-- START --

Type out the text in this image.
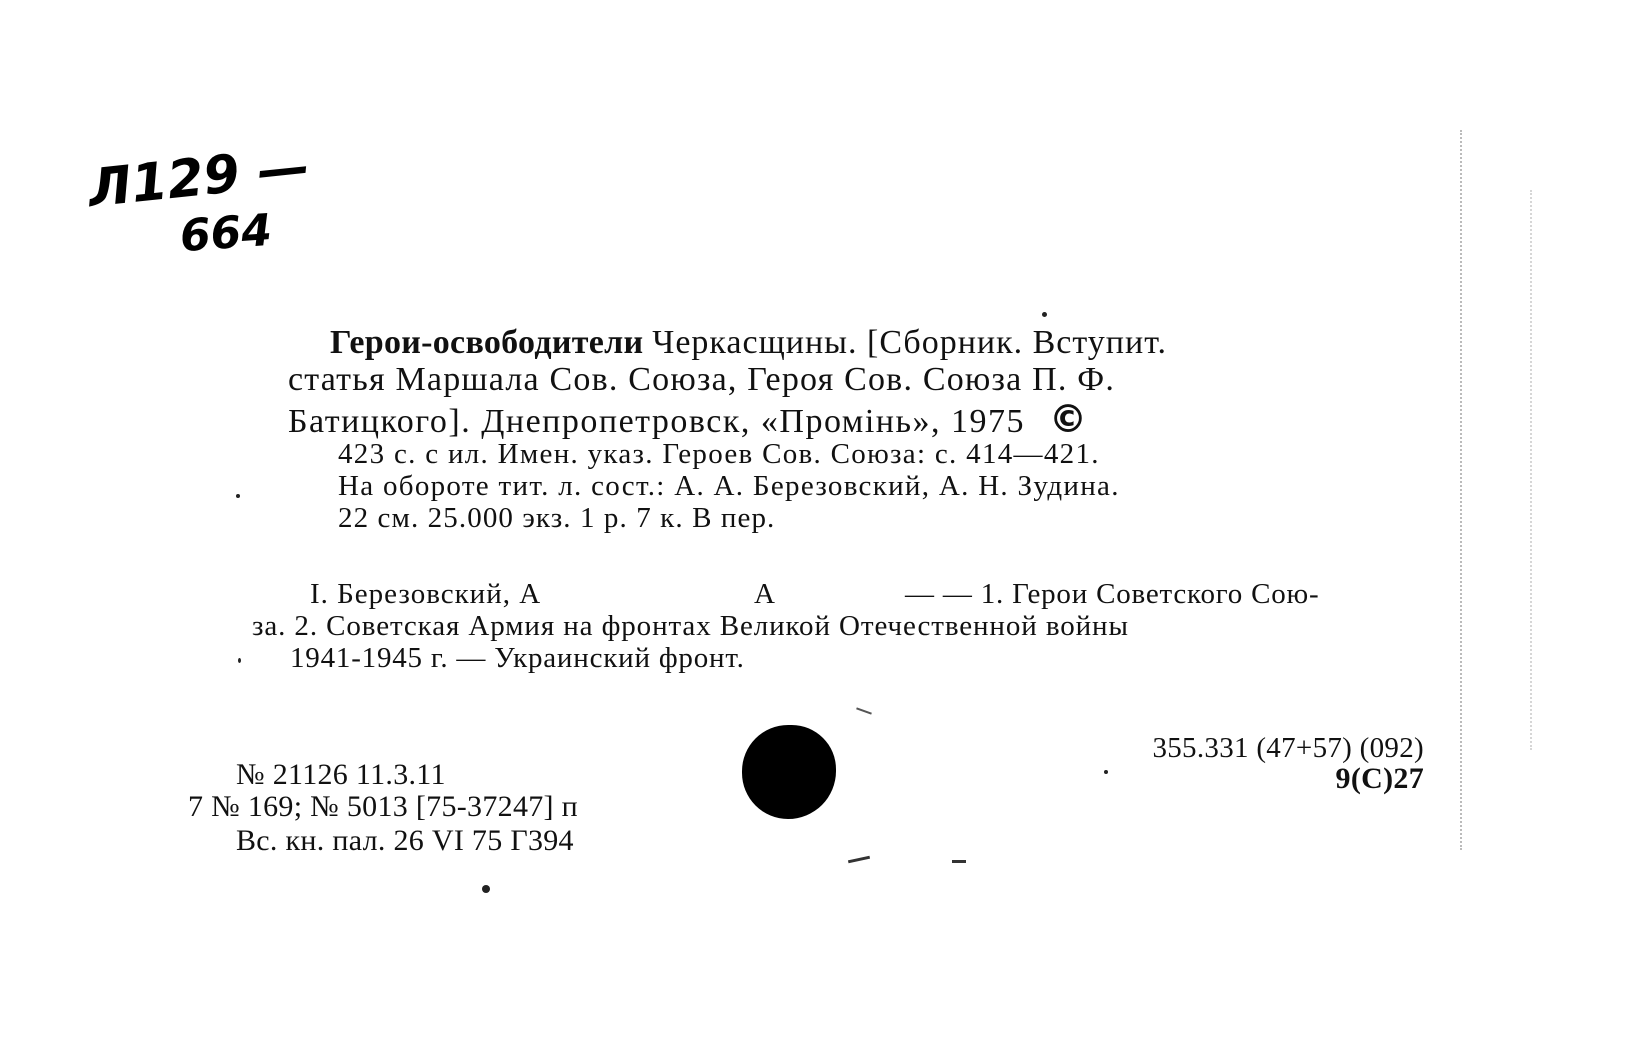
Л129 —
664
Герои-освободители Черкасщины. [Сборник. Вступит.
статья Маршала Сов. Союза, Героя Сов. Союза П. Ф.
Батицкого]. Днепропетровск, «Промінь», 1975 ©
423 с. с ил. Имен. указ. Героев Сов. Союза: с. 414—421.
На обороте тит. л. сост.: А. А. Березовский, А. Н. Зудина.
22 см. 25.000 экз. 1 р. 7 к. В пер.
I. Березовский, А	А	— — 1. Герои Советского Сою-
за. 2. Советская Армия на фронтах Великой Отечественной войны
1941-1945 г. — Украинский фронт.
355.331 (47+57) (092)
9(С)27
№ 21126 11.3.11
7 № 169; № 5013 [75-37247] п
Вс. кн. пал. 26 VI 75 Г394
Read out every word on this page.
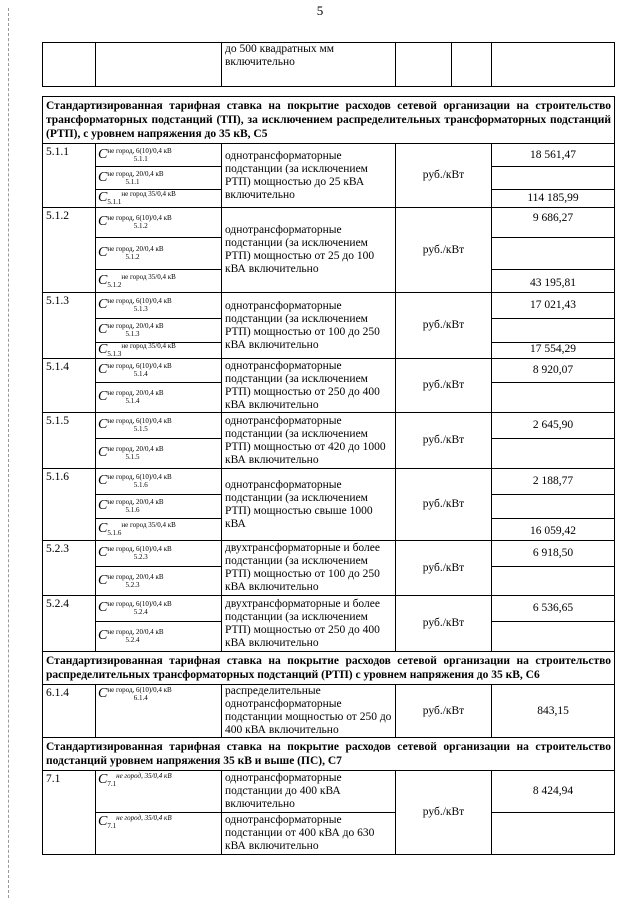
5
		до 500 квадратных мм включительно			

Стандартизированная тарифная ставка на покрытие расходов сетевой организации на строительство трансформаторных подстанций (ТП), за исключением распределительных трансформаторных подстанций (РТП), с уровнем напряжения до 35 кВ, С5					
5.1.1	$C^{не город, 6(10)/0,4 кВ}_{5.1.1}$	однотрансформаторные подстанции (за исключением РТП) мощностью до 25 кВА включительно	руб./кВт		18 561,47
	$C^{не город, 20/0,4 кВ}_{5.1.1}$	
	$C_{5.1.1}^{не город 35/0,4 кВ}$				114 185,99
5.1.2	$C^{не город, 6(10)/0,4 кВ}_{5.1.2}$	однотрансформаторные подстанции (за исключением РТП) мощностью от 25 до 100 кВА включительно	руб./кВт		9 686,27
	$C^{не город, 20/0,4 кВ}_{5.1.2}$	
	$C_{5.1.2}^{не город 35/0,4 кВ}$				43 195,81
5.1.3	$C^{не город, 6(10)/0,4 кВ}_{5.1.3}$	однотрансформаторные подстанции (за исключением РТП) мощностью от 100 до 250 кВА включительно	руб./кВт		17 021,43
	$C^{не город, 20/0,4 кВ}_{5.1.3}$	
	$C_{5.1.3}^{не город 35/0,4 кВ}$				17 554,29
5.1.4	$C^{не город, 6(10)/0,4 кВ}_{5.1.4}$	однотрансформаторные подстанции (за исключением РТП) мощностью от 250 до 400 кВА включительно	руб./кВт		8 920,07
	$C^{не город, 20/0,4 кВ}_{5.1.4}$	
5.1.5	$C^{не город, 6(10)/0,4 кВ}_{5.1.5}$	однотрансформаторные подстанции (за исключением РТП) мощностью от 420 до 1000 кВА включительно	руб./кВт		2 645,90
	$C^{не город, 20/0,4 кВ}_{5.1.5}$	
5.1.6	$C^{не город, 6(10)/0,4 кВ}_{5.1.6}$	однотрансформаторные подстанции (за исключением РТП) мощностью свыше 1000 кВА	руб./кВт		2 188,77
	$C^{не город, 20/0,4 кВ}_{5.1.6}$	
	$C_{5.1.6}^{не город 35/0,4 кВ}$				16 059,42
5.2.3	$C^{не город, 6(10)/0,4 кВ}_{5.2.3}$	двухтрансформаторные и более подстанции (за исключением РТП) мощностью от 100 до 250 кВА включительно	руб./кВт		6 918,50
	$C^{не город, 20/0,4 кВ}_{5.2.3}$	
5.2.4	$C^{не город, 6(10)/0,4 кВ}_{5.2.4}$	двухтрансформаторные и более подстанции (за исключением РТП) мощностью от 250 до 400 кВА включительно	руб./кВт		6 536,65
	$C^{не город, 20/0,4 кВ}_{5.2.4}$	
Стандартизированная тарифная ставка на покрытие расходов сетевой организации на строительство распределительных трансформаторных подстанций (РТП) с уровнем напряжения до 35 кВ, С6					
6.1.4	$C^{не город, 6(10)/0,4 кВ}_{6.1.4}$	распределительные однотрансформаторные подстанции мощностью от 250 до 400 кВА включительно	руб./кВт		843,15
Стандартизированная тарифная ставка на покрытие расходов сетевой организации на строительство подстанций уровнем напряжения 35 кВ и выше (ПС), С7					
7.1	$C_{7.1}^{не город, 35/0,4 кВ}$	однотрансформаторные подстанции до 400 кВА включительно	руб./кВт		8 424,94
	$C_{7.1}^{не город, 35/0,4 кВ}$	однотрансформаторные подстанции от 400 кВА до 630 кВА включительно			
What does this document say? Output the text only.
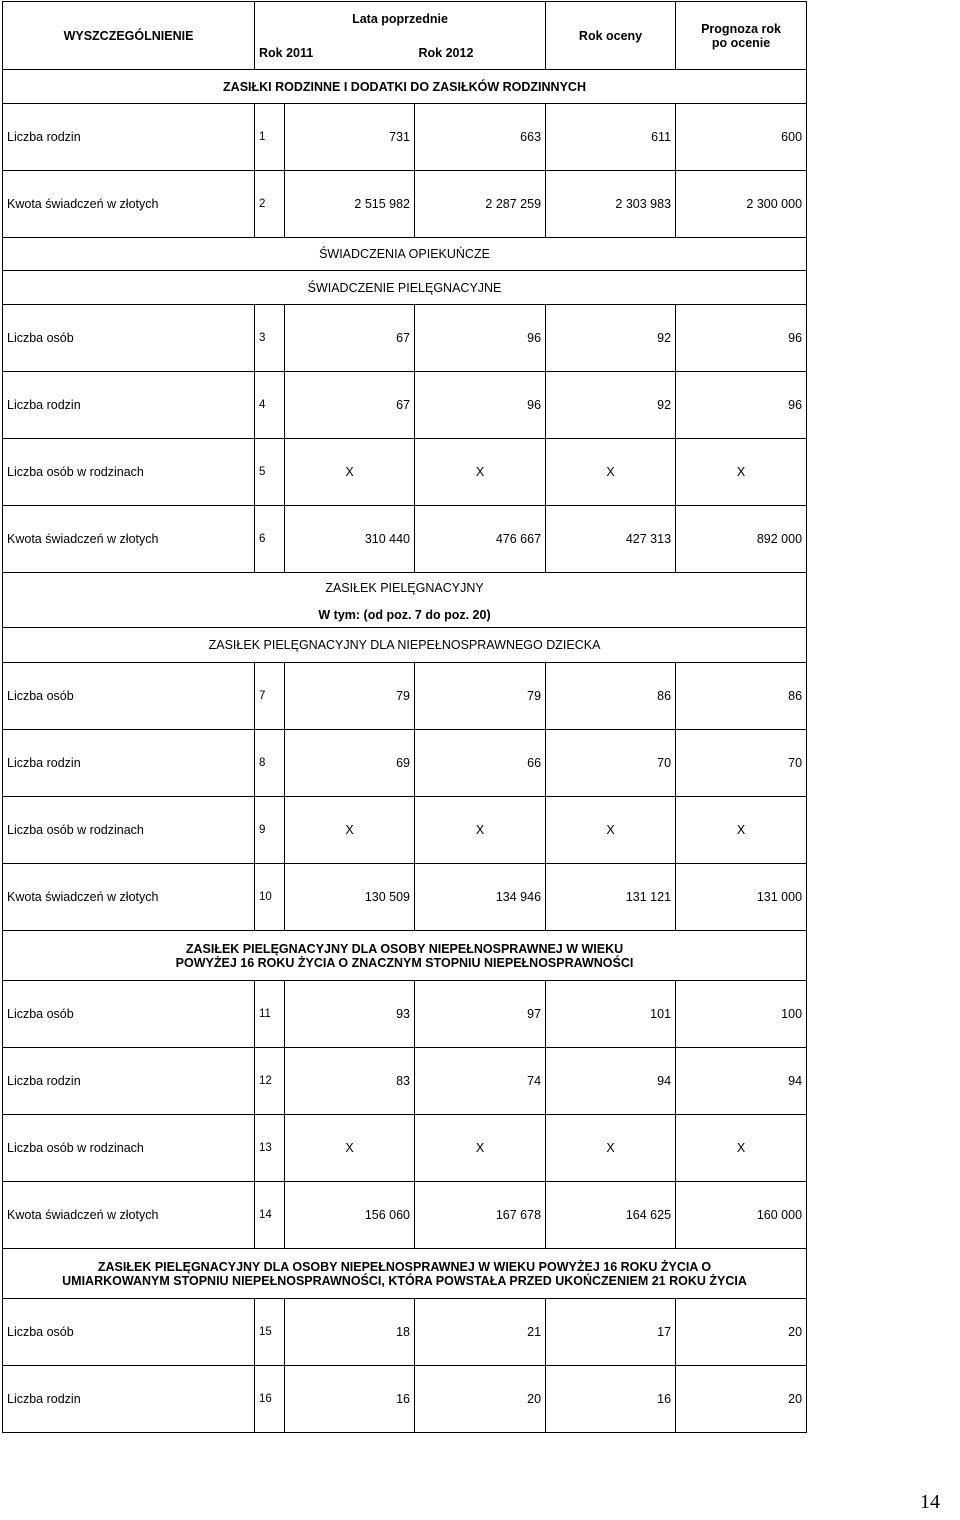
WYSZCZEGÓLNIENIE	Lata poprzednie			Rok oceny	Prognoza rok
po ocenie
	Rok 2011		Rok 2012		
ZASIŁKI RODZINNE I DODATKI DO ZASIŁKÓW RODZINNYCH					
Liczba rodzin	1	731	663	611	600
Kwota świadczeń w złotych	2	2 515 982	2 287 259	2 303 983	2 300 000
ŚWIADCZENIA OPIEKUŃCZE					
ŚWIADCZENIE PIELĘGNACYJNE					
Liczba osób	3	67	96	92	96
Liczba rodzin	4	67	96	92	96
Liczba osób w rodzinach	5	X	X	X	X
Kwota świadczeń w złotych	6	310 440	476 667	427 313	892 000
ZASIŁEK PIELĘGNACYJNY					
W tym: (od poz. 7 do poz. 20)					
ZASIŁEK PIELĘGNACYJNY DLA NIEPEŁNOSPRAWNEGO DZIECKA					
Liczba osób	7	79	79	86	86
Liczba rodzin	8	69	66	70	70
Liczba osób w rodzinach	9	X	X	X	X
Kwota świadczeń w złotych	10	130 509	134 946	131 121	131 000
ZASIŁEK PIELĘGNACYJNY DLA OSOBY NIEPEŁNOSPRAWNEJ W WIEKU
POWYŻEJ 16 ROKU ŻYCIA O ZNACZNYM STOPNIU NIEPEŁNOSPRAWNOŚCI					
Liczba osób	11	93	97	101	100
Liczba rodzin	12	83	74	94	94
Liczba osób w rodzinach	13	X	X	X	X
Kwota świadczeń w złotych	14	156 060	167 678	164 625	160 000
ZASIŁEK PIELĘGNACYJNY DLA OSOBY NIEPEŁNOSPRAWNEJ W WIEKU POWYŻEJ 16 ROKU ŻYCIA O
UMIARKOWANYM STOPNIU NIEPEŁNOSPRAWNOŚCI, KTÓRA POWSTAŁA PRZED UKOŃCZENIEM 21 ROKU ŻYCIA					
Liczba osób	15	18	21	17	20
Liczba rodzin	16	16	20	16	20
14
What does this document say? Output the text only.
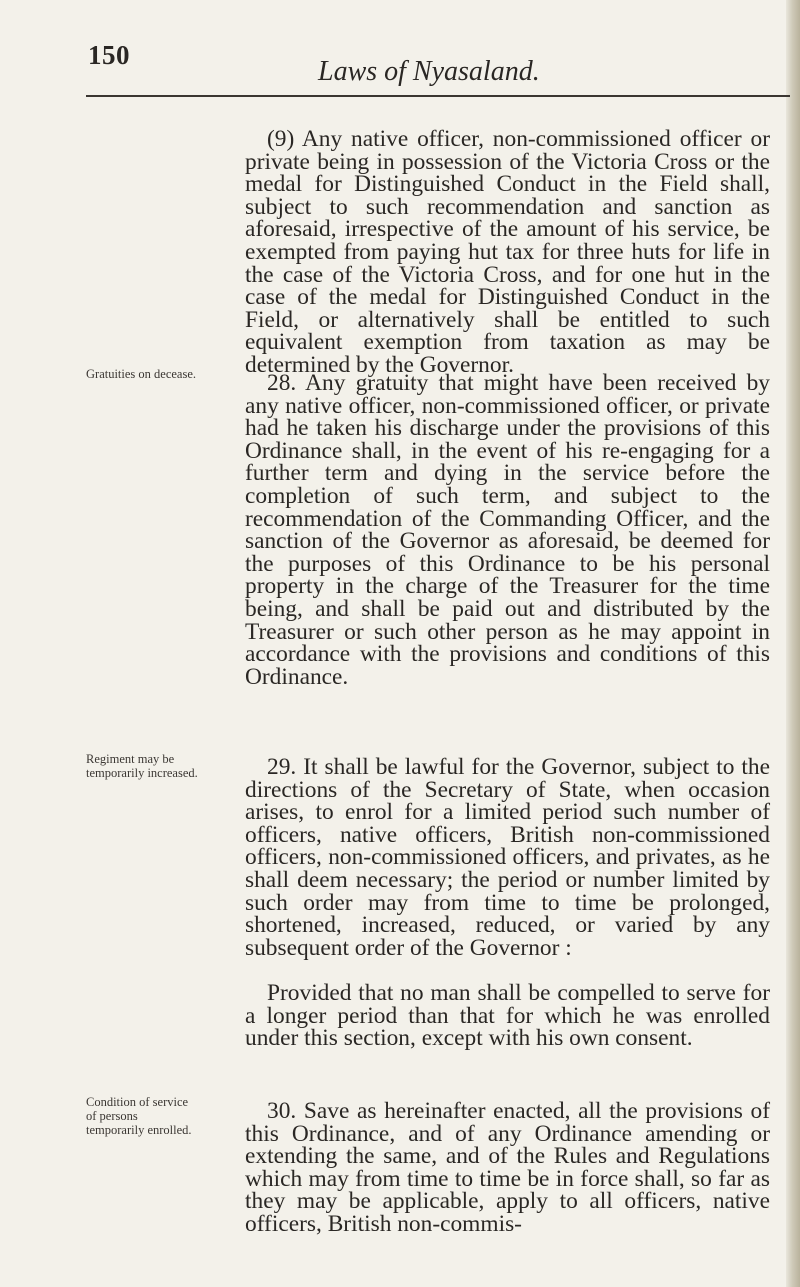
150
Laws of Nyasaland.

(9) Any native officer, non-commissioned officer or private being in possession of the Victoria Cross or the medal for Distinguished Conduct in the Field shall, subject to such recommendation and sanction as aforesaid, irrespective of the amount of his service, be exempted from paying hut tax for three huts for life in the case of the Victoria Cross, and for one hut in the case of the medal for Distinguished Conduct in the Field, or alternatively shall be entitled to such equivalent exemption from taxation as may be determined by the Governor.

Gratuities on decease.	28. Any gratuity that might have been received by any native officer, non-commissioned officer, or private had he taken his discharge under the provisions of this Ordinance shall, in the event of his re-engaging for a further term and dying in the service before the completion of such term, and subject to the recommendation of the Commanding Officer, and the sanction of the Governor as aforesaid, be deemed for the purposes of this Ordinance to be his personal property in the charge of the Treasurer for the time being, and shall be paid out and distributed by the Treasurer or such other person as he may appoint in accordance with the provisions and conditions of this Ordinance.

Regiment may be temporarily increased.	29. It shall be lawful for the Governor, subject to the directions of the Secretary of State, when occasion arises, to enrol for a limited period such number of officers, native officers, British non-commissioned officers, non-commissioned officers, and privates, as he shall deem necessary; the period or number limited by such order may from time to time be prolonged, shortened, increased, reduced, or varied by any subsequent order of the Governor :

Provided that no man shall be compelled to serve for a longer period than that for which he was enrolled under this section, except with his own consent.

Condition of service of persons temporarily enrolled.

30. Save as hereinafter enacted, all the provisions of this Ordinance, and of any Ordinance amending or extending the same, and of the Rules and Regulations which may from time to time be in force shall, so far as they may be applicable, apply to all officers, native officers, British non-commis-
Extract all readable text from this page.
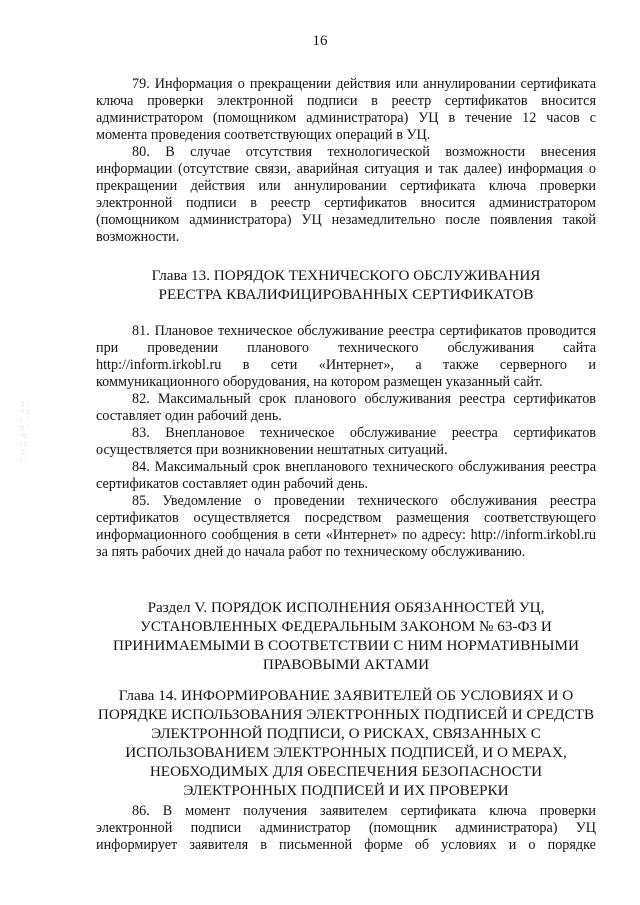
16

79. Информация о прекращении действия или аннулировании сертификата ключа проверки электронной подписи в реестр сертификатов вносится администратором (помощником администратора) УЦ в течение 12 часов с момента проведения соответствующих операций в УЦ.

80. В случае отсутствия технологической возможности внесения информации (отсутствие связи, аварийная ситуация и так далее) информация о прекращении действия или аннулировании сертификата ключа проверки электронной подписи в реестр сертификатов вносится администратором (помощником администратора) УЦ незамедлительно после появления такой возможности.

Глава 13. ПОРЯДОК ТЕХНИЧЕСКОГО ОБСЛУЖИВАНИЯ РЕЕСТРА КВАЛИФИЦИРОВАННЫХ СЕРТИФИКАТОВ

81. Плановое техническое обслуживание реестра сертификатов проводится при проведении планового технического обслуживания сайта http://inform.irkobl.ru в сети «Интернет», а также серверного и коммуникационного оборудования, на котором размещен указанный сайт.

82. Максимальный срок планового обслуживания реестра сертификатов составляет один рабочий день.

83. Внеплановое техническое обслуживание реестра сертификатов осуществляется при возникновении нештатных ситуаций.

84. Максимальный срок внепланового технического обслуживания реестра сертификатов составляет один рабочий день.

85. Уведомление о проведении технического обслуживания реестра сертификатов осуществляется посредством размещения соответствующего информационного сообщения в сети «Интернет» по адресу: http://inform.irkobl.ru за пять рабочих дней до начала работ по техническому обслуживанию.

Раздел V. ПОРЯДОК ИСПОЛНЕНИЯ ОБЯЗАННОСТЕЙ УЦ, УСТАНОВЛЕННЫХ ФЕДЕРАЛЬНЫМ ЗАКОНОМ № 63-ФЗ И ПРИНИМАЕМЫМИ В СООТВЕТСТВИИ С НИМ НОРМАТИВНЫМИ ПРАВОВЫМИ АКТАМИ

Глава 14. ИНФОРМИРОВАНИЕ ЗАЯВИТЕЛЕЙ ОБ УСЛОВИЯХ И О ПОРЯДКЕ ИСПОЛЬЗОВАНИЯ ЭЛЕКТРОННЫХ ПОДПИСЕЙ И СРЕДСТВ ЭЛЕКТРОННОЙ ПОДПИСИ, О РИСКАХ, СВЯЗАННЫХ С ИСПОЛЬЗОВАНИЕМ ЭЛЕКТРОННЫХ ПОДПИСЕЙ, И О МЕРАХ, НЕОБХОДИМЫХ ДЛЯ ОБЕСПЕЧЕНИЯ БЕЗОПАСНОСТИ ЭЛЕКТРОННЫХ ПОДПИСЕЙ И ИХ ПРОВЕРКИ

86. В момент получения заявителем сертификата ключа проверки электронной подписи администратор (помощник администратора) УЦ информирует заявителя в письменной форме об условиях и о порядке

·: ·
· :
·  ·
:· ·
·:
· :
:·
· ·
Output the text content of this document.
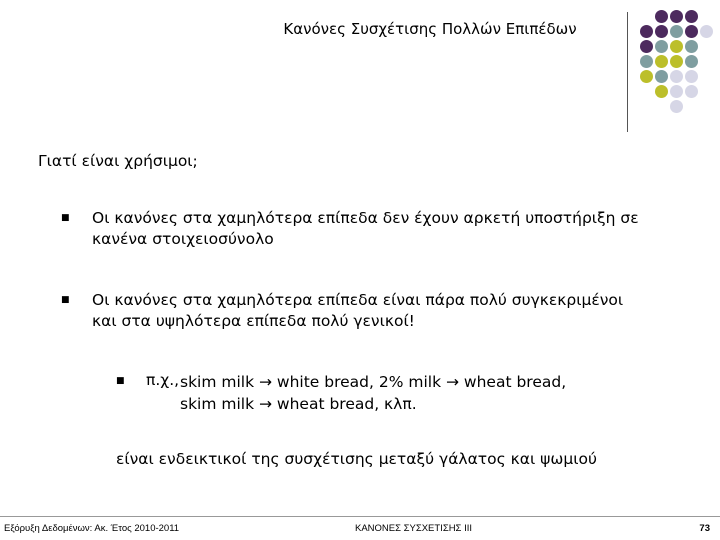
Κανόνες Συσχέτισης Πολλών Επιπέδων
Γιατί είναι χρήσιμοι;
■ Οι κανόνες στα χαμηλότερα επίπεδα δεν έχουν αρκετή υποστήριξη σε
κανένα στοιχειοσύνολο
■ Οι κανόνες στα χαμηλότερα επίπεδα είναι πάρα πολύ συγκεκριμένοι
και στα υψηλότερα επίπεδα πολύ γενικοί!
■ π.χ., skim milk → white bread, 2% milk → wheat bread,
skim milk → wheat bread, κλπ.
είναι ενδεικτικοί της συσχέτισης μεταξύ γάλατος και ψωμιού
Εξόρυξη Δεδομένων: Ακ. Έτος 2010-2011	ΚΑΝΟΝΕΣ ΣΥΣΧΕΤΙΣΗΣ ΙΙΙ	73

-- END --

> _WHAT YOU ARE ASKED TO DO_
Retype, without any picture, exactly the lines from the one with "Output the text content of this document." through the end of the entries, inclusive.

> _COMPLETE OUTPUT_
Output the text content of this document.
Κανόνες Συσχέτισης Πολλών Επιπέδων
Γιατί είναι χρήσιμοι;
■ Οι κανόνες στα χαμηλότερα επίπεδα δεν έχουν αρκετή υποστήριξη σε
κανένα στοιχειοσύνολο
■ Οι κανόνες στα χαμηλότερα επίπεδα είναι πάρα πολύ συγκεκριμένοι
και στα υψηλότερα επίπεδα πολύ γενικοί!
■ π.χ., skim milk → white bread, 2% milk → wheat bread,
skim milk → wheat bread, κλπ.
είναι ενδεικτικοί της συσχέτισης μεταξύ γάλατος και ψωμιού
Εξόρυξη Δεδομένων: Ακ. Έτος 2010-2011	ΚΑΝΟΝΕΣ ΣΥΣΧΕΤΙΣΗΣ ΙΙΙ	73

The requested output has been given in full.